--- START ---
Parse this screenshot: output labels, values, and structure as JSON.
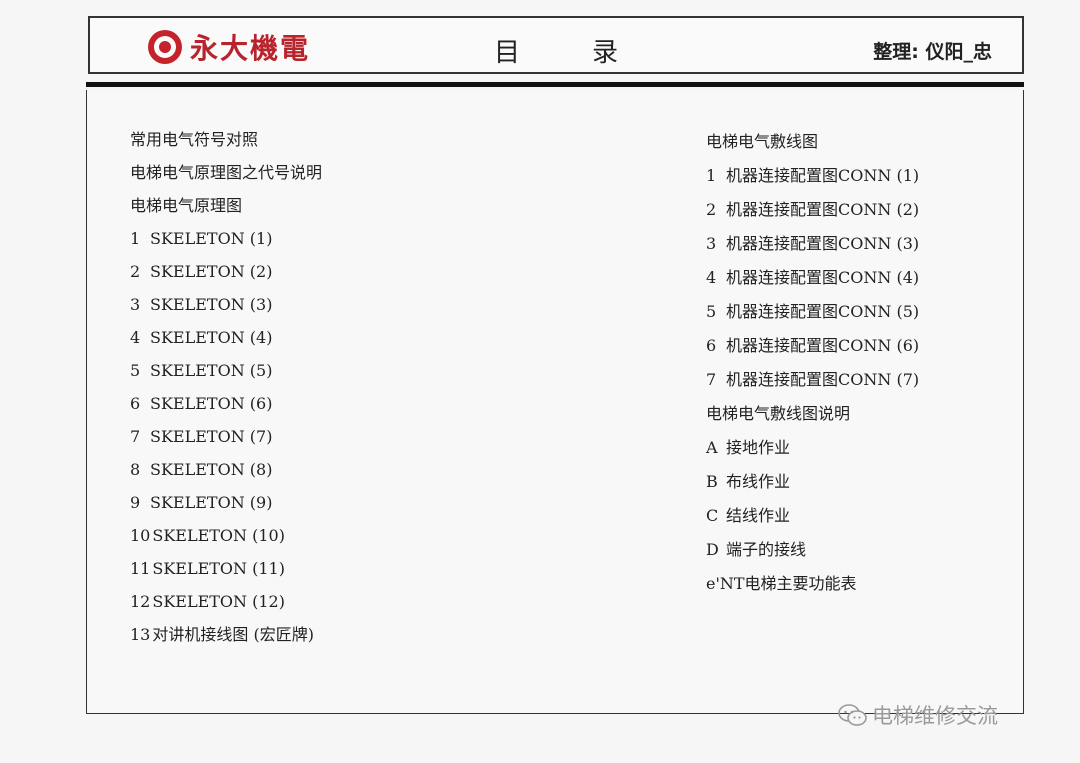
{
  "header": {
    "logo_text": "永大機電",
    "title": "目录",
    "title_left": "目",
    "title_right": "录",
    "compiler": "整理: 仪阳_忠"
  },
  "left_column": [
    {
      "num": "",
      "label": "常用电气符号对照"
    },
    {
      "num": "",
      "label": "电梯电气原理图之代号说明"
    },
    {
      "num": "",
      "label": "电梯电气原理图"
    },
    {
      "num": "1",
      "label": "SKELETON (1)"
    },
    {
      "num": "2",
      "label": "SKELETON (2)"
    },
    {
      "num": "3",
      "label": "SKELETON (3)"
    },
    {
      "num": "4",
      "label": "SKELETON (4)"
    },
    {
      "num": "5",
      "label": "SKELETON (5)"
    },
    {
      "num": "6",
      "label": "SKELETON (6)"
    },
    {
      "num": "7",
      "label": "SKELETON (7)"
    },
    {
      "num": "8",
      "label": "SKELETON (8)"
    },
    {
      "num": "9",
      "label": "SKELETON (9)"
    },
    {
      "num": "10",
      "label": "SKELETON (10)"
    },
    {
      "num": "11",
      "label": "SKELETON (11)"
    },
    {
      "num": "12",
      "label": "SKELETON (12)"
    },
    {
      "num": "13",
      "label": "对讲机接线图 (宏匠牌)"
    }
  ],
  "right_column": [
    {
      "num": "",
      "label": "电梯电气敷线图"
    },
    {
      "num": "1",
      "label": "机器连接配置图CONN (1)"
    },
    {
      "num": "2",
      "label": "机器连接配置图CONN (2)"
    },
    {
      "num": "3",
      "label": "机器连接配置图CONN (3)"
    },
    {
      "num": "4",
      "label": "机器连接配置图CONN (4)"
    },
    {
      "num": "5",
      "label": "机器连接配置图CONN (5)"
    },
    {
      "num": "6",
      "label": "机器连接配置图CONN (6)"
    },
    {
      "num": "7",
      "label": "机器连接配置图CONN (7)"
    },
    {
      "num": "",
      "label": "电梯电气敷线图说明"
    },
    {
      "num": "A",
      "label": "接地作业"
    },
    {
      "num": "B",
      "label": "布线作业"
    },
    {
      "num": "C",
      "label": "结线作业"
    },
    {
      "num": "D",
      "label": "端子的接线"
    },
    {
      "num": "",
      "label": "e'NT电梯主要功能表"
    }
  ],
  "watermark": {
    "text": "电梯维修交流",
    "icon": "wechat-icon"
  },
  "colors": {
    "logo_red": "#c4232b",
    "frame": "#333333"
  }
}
--- END ---
[GIVEN PROBLEM]
Copy every entry exactly as written. Pictures are excluded.

[RIGHT ANSWER]
Parse this screenshot: output labels, values, and structure as JSON.
{
  "header": {
    "logo_text": "永大機電",
    "title": "目录",
    "title_left": "目",
    "title_right": "录",
    "compiler": "整理: 仪阳_忠"
  },
  "left_column": [
    {
      "num": "",
      "label": "常用电气符号对照"
    },
    {
      "num": "",
      "label": "电梯电气原理图之代号说明"
    },
    {
      "num": "",
      "label": "电梯电气原理图"
    },
    {
      "num": "1",
      "label": "SKELETON (1)"
    },
    {
      "num": "2",
      "label": "SKELETON (2)"
    },
    {
      "num": "3",
      "label": "SKELETON (3)"
    },
    {
      "num": "4",
      "label": "SKELETON (4)"
    },
    {
      "num": "5",
      "label": "SKELETON (5)"
    },
    {
      "num": "6",
      "label": "SKELETON (6)"
    },
    {
      "num": "7",
      "label": "SKELETON (7)"
    },
    {
      "num": "8",
      "label": "SKELETON (8)"
    },
    {
      "num": "9",
      "label": "SKELETON (9)"
    },
    {
      "num": "10",
      "label": "SKELETON (10)"
    },
    {
      "num": "11",
      "label": "SKELETON (11)"
    },
    {
      "num": "12",
      "label": "SKELETON (12)"
    },
    {
      "num": "13",
      "label": "对讲机接线图 (宏匠牌)"
    }
  ],
  "right_column": [
    {
      "num": "",
      "label": "电梯电气敷线图"
    },
    {
      "num": "1",
      "label": "机器连接配置图CONN (1)"
    },
    {
      "num": "2",
      "label": "机器连接配置图CONN (2)"
    },
    {
      "num": "3",
      "label": "机器连接配置图CONN (3)"
    },
    {
      "num": "4",
      "label": "机器连接配置图CONN (4)"
    },
    {
      "num": "5",
      "label": "机器连接配置图CONN (5)"
    },
    {
      "num": "6",
      "label": "机器连接配置图CONN (6)"
    },
    {
      "num": "7",
      "label": "机器连接配置图CONN (7)"
    },
    {
      "num": "",
      "label": "电梯电气敷线图说明"
    },
    {
      "num": "A",
      "label": "接地作业"
    },
    {
      "num": "B",
      "label": "布线作业"
    },
    {
      "num": "C",
      "label": "结线作业"
    },
    {
      "num": "D",
      "label": "端子的接线"
    },
    {
      "num": "",
      "label": "e'NT电梯主要功能表"
    }
  ],
  "watermark": {
    "text": "电梯维修交流",
    "icon": "wechat-icon"
  },
  "colors": {
    "logo_red": "#c4232b",
    "frame": "#333333"
  }
}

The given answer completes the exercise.